Saved data entries
--------------------
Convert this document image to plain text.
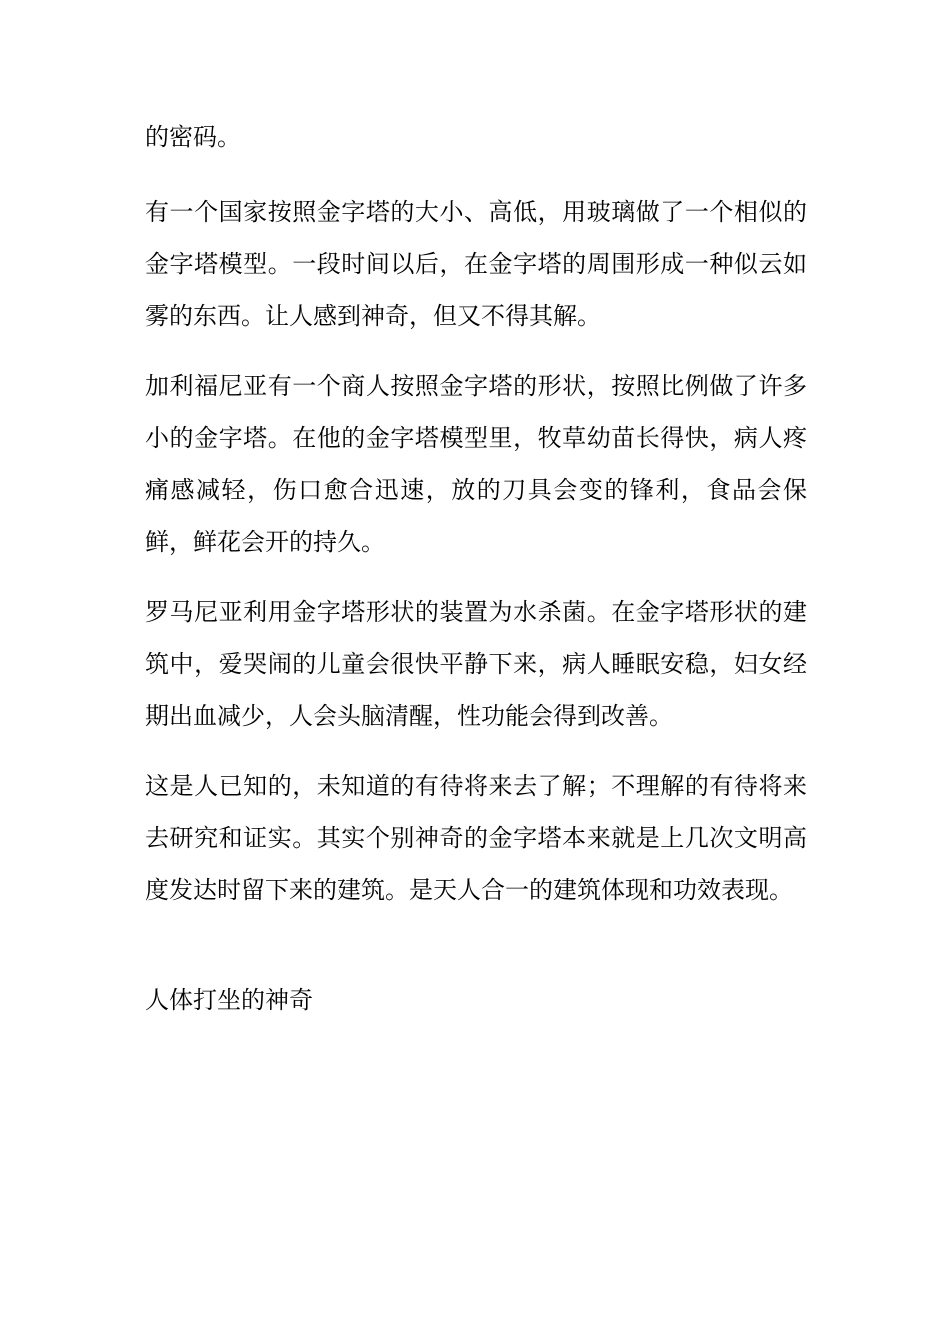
的密码。

有一个国家按照金字塔的大小、高低，用玻璃做了一个相似的金字塔模型。一段时间以后，在金字塔的周围形成一种似云如雾的东西。让人感到神奇，但又不得其解。

加利福尼亚有一个商人按照金字塔的形状，按照比例做了许多小的金字塔。在他的金字塔模型里，牧草幼苗长得快，病人疼痛感减轻，伤口愈合迅速，放的刀具会变的锋利，食品会保鲜，鲜花会开的持久。

罗马尼亚利用金字塔形状的装置为水杀菌。在金字塔形状的建筑中，爱哭闹的儿童会很快平静下来，病人睡眠安稳，妇女经期出血减少，人会头脑清醒，性功能会得到改善。

这是人已知的，未知道的有待将来去了解；不理解的有待将来去研究和证实。其实个别神奇的金字塔本来就是上几次文明高度发达时留下来的建筑。是天人合一的建筑体现和功效表现。

人体打坐的神奇
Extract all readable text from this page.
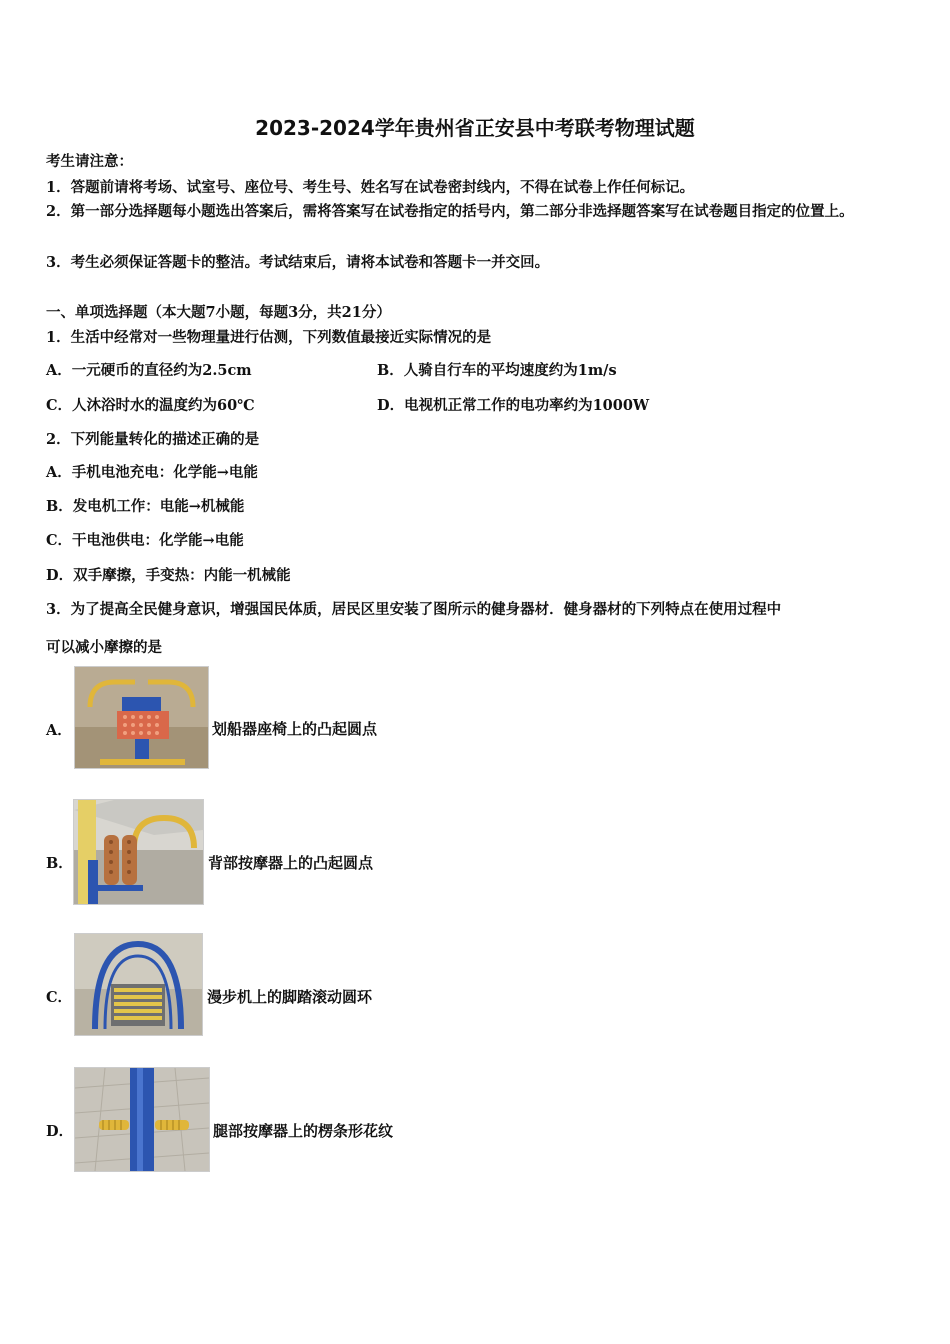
2023-2024学年贵州省正安县中考联考物理试题
考生请注意：
1．答题前请将考场、试室号、座位号、考生号、姓名写在试卷密封线内，不得在试卷上作任何标记。
2．第一部分选择题每小题选出答案后，需将答案写在试卷指定的括号内，第二部分非选择题答案写在试卷题目指定的位置上。
3．考生必须保证答题卡的整洁。考试结束后，请将本试卷和答题卡一并交回。
一、单项选择题（本大题7小题，每题3分，共21分）
1．生活中经常对一些物理量进行估测，下列数值最接近实际情况的是
A．一元硬币的直径约为2.5cm	B．人骑自行车的平均速度约为1m/s
C．人沐浴时水的温度约为60℃	D．电视机正常工作的电功率约为1000W
2．下列能量转化的描述正确的是
A．手机电池充电：化学能→电能
B．发电机工作：电能→机械能
C．干电池供电：化学能→电能
D．双手摩擦，手变热：内能一机械能
3．为了提高全民健身意识，增强国民体质，居民区里安装了图所示的健身器材．健身器材的下列特点在使用过程中
可以减小摩擦的是
A．	划船器座椅上的凸起圆点
B．	背部按摩器上的凸起圆点
C．	漫步机上的脚踏滚动圆环
D．	腿部按摩器上的楞条形花纹
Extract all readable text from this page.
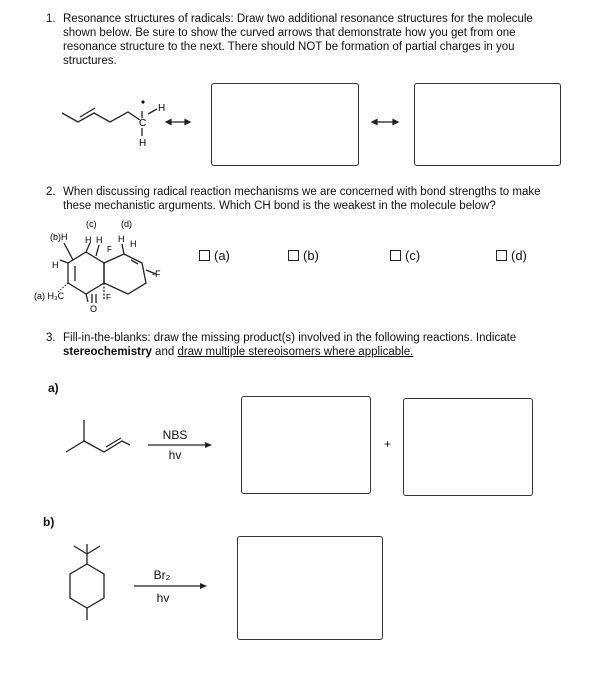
1. Resonance structures of radicals: Draw two additional resonance structures for the molecule
shown below. Be sure to show the curved arrows that demonstrate how you get from one
resonance structure to the next. There should NOT be formation of partial charges in you
structures.
C
H
H
2. When discussing radical reaction mechanisms we are concerned with bond strengths to make
these mechanistic arguments. Which CH bond is the weakest in the molecule below?
(c)	(d)
(b)H H H H H
F
-F
H
(a) H₃C
O
F
(a)	(b)	(c)	(d)
3. Fill-in-the-blanks: draw the missing product(s) involved in the following reactions. Indicate
stereochemistry and draw multiple stereoisomers where applicable.
a)
NBS
hv
+
b)
Br₂
hv
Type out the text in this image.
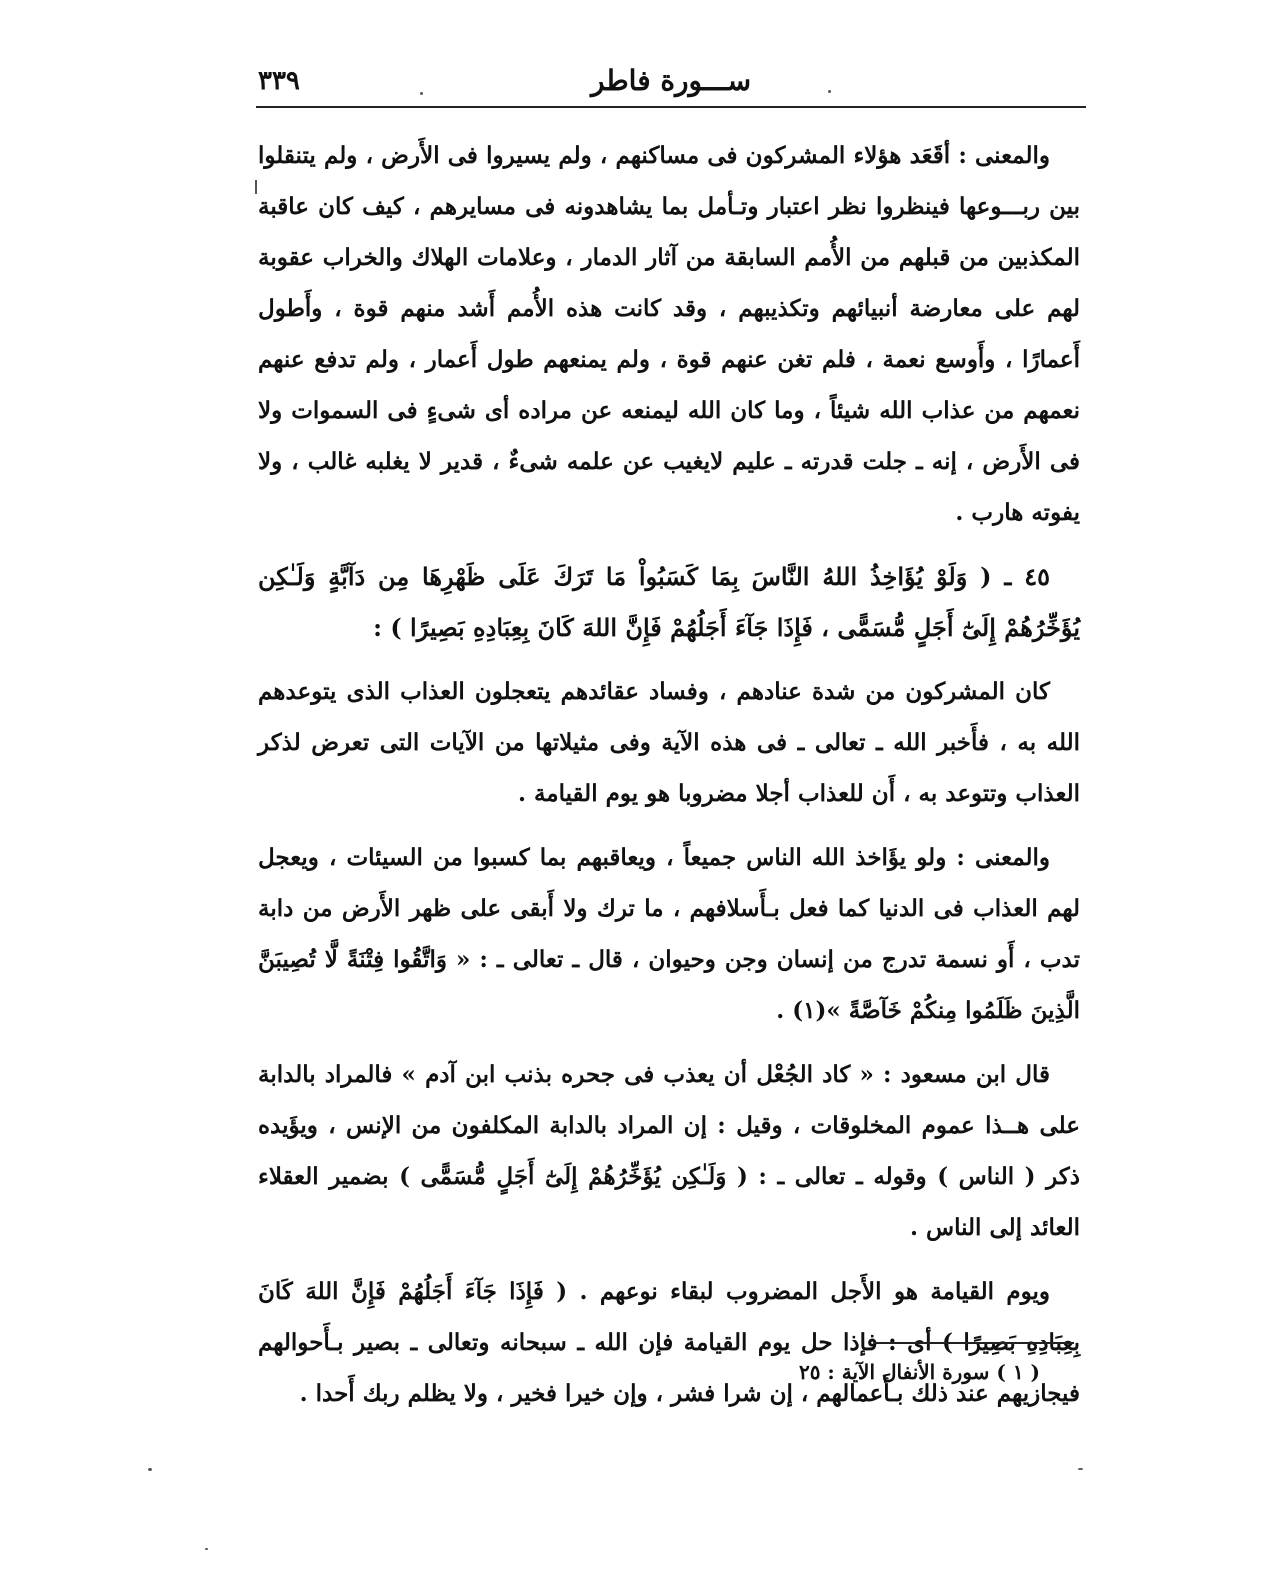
٣٣٩	ســـورة فاطر

والمعنى : أقَعَد هؤلاء المشركون فى مساكنهم ، ولم يسيروا فى الأَرض ، ولم يتنقلوا بين ربـــوعها فينظروا نظر اعتبار وتـأمل بما يشاهدونه فى مسايرهم ، كيف كان عاقبة المكذبين من قبلهم من الأُمم السابقة من آثار الدمار ، وعلامات الهلاك والخراب عقوبة لهم على معارضة أنبيائهم وتكذيبهم ، وقد كانت هذه الأُمم أَشد منهم قوة ، وأَطول أَعمارًا ، وأَوسع نعمة ، فلم تغن عنهم قوة ، ولم يمنعهم طول أَعمار ، ولم تدفع عنهم نعمهم من عذاب الله شيئاً ، وما كان الله ليمنعه عن مراده أى شىءٍ فى السموات ولا فى الأَرض ، إنه ـ جلت قدرته ـ عليم لايغيب عن علمه شىءٌ ، قدير لا يغلبه غالب ، ولا يفوته هارب .

٤٥ ـ ( وَلَوْ يُؤَاخِذُ اللهُ النَّاسَ بِمَا كَسَبُواْ مَا تَرَكَ عَلَى ظَهْرِهَا مِن دَآبَّةٍ وَلَـٰكِن يُؤَخِّرُهُمْ إِلَىٰٓ أَجَلٍ مُّسَمًّى ، فَإِذَا جَآءَ أَجَلُهُمْ فَإِنَّ اللهَ كَانَ بِعِبَادِهِ بَصِيرًا ) :

كان المشركون من شدة عنادهم ، وفساد عقائدهم يتعجلون العذاب الذى يتوعدهم الله به ، فأَخبر الله ـ تعالى ـ فى هذه الآية وفى مثيلاتها من الآيات التى تعرض لذكر العذاب وتتوعد به ، أَن للعذاب أجلا مضروبا هو يوم القيامة .

والمعنى : ولو يؤَاخذ الله الناس جميعاً ، ويعاقبهم بما كسبوا من السيئات ، ويعجل لهم العذاب فى الدنيا كما فعل بـأَسلافهم ، ما ترك ولا أَبقى على ظهر الأَرض من دابة تدب ، أَو نسمة تدرج من إنسان وجن وحيوان ، قال ـ تعالى ـ : « وَاتَّقُوا فِتْنَةً لَّا تُصِيبَنَّ الَّذِينَ ظَلَمُوا مِنكُمْ خَآصَّةً »(١) .

قال ابن مسعود : « كاد الجُعْل أن يعذب فى جحره بذنب ابن آدم » فالمراد بالدابة على هــذا عموم المخلوقات ، وقيل : إن المراد بالدابة المكلفون من الإنس ، ويؤَيده ذكر ( الناس ) وقوله ـ تعالى ـ : ( وَلَـٰكِن يُؤَخِّرُهُمْ إِلَىٰٓ أَجَلٍ مُّسَمًّى ) بضمير العقلاء العائد إلى الناس .

ويوم القيامة هو الأَجل المضروب لبقاء نوعهم . ( فَإِذَا جَآءَ أَجَلُهُمْ فَإِنَّ اللهَ كَانَ بِعِبَادِهِ بَصِيرًا ) أى : فإذا حل يوم القيامة فإن الله ـ سبحانه وتعالى ـ بصير بـأَحوالهم فيجازيهم عند ذلك بـأَعمالهم ، إن شرا فشر ، وإن خيرا فخير ، ولا يظلم ربك أَحدا .

( ١ ) سورة الأنفال الآية : ٢٥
--------------------
• WRITTEN INSTRUCTION
Copy out all lines above that include the string "molecule".

• ANSWER TO THIS PROBLEM
1. Resonance structures of radicals: Draw two additional resonance structures for the molecule
these mechanistic arguments. Which CH bond is the weakest in the molecule below?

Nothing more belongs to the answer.